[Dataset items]
★ ★ ★ ★ ★

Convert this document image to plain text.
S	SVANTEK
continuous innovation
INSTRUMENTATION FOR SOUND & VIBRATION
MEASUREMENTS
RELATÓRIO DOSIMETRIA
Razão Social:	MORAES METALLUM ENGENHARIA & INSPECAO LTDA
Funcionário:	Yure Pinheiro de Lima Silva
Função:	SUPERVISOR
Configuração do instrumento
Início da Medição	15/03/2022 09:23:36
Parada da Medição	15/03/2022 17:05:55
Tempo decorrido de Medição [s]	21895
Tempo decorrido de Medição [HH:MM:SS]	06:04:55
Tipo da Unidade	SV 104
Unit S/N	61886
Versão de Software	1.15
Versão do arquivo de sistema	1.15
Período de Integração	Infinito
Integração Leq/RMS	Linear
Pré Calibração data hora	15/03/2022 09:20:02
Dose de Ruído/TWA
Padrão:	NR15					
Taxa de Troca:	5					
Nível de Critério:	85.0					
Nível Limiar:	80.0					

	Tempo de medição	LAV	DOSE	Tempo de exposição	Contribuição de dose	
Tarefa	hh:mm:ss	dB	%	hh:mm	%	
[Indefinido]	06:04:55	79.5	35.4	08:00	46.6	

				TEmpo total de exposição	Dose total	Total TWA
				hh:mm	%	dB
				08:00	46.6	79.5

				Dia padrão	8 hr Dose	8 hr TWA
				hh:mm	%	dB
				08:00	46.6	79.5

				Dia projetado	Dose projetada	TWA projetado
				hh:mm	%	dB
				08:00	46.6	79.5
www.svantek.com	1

★ ★ ★ ★ ★

The request -> In full and verbatim, repeat the records given above.

Full output ->
Convert this document image to plain text.
S	SVANTEK
continuous innovation
INSTRUMENTATION FOR SOUND & VIBRATION
MEASUREMENTS
RELATÓRIO DOSIMETRIA
Razão Social:	MORAES METALLUM ENGENHARIA & INSPECAO LTDA
Funcionário:	Yure Pinheiro de Lima Silva
Função:	SUPERVISOR
Configuração do instrumento
Início da Medição	15/03/2022 09:23:36
Parada da Medição	15/03/2022 17:05:55
Tempo decorrido de Medição [s]	21895
Tempo decorrido de Medição [HH:MM:SS]	06:04:55
Tipo da Unidade	SV 104
Unit S/N	61886
Versão de Software	1.15
Versão do arquivo de sistema	1.15
Período de Integração	Infinito
Integração Leq/RMS	Linear
Pré Calibração data hora	15/03/2022 09:20:02
Dose de Ruído/TWA
Padrão:	NR15					
Taxa de Troca:	5					
Nível de Critério:	85.0					
Nível Limiar:	80.0					

	Tempo de medição	LAV	DOSE	Tempo de exposição	Contribuição de dose	
Tarefa	hh:mm:ss	dB	%	hh:mm	%	
[Indefinido]	06:04:55	79.5	35.4	08:00	46.6	

				TEmpo total de exposição	Dose total	Total TWA
				hh:mm	%	dB
				08:00	46.6	79.5

				Dia padrão	8 hr Dose	8 hr TWA
				hh:mm	%	dB
				08:00	46.6	79.5

				Dia projetado	Dose projetada	TWA projetado
				hh:mm	%	dB
				08:00	46.6	79.5
www.svantek.com	1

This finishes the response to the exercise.